* Start *

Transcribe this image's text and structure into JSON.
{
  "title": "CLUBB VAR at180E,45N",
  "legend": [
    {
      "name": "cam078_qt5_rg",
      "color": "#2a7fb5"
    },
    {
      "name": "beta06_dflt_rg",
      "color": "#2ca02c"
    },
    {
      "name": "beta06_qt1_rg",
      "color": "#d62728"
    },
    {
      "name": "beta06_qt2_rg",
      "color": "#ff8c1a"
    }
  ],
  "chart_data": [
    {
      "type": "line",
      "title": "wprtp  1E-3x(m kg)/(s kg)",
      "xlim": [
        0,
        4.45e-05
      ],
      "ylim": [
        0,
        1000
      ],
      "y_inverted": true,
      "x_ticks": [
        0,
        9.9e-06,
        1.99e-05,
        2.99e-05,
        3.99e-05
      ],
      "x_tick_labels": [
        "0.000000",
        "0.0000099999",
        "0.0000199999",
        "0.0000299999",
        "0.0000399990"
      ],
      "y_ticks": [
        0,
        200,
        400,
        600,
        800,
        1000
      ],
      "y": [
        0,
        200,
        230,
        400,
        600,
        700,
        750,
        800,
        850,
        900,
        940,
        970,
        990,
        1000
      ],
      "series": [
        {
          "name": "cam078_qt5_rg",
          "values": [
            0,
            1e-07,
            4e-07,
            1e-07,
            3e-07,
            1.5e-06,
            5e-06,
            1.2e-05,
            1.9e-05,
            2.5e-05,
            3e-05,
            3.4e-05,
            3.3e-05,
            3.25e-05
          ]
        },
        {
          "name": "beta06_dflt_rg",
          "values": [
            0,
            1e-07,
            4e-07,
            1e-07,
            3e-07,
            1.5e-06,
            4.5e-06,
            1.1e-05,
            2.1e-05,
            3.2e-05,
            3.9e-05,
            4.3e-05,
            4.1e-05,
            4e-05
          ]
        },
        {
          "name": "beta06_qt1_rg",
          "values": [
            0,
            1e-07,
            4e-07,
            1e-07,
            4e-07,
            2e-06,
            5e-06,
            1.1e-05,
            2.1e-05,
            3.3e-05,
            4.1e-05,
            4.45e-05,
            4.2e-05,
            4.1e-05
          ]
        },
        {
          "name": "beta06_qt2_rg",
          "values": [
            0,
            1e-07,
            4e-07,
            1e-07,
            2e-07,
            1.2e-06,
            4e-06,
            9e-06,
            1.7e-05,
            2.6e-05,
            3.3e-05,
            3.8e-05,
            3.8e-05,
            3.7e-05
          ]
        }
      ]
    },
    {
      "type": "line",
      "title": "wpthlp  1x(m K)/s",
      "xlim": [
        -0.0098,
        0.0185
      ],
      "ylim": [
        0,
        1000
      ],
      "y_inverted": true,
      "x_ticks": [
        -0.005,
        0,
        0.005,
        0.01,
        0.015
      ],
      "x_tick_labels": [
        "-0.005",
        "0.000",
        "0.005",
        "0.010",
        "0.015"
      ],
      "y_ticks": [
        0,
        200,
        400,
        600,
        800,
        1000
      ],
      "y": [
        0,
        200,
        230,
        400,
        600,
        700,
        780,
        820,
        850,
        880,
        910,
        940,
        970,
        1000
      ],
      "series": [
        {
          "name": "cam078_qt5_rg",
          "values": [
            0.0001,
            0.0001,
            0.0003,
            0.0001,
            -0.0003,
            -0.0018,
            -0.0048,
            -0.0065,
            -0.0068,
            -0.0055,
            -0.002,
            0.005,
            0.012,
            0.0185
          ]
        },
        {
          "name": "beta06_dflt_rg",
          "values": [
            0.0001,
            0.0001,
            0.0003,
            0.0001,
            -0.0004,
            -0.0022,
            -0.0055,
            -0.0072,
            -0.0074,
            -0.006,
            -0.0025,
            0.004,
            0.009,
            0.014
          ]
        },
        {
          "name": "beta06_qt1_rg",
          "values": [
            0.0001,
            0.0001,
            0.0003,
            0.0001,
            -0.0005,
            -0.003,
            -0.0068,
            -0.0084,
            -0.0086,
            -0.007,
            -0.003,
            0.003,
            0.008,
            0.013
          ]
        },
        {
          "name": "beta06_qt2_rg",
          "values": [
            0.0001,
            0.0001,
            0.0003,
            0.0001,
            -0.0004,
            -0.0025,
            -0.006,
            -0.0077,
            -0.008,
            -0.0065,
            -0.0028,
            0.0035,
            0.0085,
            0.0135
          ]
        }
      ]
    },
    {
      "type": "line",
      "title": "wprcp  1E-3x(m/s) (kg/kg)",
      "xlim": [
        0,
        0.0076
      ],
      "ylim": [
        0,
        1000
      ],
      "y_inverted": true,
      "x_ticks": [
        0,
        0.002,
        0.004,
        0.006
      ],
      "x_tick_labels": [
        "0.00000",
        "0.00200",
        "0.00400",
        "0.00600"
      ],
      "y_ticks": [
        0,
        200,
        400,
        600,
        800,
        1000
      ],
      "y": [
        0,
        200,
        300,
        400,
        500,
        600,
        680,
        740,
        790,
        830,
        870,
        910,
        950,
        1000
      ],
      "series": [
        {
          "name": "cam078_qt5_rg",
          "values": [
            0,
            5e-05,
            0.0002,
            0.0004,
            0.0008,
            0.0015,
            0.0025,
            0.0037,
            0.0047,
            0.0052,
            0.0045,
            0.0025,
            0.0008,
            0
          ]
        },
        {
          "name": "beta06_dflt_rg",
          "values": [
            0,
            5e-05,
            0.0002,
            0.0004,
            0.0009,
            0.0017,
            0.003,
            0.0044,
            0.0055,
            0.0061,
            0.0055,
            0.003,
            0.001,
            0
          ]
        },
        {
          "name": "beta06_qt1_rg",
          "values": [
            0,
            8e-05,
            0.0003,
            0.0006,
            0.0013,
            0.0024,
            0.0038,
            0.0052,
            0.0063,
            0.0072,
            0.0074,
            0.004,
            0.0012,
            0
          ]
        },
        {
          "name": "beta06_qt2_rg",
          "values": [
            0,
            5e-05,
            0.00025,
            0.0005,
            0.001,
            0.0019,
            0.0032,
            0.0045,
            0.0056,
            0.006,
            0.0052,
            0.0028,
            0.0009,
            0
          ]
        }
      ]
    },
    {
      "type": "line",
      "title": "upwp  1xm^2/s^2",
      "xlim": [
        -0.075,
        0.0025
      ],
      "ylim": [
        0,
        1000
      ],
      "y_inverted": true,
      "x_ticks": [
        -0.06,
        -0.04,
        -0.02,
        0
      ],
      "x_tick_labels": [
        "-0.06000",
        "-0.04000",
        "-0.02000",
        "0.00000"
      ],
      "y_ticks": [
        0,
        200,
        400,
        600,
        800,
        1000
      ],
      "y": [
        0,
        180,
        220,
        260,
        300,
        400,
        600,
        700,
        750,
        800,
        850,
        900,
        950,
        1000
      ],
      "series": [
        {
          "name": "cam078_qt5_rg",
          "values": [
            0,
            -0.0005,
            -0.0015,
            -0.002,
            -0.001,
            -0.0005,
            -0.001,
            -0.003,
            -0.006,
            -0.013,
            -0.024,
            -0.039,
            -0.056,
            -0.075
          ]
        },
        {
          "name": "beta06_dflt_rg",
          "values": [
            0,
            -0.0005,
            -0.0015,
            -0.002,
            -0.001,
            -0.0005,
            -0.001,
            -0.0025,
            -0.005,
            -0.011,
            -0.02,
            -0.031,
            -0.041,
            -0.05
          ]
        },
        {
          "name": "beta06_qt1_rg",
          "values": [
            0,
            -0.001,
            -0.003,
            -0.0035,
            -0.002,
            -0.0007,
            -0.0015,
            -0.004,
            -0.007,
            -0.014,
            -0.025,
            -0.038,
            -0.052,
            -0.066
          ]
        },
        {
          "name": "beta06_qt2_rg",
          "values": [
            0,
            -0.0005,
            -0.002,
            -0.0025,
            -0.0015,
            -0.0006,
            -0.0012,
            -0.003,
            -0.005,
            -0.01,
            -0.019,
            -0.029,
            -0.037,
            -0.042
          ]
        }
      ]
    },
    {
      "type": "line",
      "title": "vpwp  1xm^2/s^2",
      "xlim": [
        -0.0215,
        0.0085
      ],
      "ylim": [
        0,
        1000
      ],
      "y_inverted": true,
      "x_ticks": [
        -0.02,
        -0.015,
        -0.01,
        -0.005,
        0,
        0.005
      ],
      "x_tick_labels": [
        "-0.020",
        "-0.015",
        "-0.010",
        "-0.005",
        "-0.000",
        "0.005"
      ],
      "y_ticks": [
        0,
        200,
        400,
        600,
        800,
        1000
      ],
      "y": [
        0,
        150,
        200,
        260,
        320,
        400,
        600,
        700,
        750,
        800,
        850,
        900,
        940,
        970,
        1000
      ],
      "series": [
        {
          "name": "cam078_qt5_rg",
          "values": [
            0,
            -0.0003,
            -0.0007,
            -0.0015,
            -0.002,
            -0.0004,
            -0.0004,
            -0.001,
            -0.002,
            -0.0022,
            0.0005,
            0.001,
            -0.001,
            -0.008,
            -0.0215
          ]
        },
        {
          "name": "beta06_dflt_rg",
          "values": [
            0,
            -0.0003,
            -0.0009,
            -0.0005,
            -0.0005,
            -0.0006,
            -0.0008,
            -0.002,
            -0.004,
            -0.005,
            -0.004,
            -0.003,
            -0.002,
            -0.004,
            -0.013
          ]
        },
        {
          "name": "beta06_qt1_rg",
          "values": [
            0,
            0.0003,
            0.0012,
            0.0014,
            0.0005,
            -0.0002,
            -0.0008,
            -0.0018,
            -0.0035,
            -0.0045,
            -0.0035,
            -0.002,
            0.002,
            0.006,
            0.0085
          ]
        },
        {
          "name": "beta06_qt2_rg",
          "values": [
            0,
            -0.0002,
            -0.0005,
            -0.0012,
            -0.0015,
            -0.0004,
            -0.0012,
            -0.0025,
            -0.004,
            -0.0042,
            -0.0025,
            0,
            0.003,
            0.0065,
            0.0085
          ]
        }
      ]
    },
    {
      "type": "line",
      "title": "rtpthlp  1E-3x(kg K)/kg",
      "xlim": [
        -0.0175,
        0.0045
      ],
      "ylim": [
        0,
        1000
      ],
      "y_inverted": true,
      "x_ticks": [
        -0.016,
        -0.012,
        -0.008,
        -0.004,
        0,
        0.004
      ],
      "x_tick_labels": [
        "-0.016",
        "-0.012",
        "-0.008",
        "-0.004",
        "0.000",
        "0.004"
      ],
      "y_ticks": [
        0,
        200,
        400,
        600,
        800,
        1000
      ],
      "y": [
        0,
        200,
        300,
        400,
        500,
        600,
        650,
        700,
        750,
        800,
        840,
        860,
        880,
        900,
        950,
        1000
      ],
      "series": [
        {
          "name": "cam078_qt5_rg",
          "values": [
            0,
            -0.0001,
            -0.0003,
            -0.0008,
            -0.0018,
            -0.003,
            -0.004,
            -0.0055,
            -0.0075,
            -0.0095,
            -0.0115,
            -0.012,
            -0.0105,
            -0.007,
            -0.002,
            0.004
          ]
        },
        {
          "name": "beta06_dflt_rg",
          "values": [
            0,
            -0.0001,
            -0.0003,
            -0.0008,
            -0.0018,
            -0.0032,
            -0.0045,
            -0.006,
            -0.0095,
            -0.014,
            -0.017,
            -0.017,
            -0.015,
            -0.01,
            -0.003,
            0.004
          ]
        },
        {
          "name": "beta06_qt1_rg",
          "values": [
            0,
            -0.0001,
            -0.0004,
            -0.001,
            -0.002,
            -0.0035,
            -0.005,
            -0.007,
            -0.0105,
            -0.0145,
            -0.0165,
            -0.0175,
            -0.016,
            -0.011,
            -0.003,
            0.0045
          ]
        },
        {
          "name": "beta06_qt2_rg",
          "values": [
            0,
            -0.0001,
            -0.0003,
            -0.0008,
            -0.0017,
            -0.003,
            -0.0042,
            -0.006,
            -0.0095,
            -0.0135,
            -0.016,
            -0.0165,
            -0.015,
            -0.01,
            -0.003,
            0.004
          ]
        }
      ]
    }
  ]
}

* End *

[Set problem] For this exercise, gather every line of the data that contains the word "color".

[Reply]
      "color": "#2a7fb5"
      "color": "#2ca02c"
      "color": "#d62728"
      "color": "#ff8c1a"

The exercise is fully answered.